# start of Listed records
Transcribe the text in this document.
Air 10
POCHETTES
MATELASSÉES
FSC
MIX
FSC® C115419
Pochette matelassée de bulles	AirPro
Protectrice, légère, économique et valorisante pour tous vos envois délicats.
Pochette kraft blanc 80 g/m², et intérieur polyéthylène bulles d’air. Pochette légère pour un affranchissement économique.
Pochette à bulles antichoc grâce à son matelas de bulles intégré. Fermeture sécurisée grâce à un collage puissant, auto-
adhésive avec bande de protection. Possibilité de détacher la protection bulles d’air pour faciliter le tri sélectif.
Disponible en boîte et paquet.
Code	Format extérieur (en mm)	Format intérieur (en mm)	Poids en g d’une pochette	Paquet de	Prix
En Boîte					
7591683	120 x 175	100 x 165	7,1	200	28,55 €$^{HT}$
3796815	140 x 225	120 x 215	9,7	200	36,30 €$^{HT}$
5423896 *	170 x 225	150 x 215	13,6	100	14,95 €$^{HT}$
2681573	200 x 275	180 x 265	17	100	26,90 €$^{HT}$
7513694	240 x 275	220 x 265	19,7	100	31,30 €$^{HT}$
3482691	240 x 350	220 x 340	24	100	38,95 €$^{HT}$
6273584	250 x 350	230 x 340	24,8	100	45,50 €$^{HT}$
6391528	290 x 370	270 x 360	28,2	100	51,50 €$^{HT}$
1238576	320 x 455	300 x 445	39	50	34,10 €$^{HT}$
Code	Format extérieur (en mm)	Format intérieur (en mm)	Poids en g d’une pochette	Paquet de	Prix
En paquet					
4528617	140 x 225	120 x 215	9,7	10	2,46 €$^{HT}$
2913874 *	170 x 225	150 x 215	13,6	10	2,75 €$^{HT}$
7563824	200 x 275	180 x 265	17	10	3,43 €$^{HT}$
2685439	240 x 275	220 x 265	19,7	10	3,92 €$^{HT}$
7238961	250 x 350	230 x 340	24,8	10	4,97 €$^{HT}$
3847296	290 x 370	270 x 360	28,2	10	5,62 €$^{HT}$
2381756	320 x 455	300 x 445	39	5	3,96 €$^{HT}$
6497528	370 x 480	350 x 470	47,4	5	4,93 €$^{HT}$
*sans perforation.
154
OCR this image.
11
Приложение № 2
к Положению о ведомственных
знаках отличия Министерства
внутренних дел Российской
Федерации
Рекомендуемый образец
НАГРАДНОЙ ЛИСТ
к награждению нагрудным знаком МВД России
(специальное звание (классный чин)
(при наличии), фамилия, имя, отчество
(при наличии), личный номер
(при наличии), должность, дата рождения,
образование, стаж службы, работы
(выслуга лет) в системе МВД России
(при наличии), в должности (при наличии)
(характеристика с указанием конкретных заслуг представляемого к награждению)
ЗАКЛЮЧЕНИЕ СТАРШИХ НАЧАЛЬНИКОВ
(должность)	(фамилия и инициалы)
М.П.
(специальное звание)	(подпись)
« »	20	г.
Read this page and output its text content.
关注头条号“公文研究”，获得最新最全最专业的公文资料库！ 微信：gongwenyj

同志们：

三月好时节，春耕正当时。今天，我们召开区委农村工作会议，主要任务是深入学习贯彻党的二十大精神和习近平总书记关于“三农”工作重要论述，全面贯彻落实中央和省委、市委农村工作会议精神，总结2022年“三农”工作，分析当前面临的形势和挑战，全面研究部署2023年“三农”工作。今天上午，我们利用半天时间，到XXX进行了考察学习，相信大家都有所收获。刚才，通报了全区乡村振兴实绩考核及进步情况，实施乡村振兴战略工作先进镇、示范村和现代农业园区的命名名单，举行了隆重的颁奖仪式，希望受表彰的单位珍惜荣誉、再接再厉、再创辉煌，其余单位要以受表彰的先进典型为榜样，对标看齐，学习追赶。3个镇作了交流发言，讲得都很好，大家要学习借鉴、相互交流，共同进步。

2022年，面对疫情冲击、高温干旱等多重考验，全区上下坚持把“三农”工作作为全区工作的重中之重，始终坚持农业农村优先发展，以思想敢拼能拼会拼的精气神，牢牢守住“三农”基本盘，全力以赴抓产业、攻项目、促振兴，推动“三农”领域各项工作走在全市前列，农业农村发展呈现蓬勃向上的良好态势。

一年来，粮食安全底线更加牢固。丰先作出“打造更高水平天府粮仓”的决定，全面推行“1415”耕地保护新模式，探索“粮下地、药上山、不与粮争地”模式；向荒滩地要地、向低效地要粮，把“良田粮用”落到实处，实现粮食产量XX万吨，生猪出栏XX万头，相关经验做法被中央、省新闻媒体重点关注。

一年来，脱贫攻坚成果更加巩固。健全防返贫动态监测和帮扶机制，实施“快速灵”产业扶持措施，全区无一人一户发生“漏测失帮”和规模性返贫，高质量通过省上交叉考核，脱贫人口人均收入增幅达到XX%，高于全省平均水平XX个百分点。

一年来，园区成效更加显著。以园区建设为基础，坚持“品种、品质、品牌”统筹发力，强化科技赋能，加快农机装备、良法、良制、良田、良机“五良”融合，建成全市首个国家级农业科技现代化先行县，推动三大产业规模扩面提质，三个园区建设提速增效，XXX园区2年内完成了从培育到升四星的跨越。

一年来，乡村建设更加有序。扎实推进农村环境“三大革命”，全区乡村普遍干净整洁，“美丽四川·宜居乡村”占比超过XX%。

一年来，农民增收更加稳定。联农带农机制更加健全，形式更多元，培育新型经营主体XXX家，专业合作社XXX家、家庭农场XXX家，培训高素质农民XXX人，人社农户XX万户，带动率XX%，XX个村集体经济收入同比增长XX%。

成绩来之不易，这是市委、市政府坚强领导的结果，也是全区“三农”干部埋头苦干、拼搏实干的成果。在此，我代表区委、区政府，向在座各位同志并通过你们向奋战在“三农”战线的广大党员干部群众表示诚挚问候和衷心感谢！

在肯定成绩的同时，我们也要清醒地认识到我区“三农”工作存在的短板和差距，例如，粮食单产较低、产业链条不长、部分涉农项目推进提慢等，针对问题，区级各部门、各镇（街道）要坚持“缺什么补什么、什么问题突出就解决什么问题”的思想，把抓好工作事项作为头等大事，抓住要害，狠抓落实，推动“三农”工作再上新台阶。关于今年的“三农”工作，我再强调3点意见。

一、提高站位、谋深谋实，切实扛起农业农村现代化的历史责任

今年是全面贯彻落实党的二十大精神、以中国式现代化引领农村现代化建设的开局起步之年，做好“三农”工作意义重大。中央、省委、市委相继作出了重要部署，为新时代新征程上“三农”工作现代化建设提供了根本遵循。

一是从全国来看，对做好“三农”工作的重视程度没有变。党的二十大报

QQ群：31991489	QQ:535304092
# end of Listed records
**Written exercise**
Look through the entries above. Extract each line with the word "text".

**Exercise output**
Transcribe the text in this document.
Read this page and output its text content.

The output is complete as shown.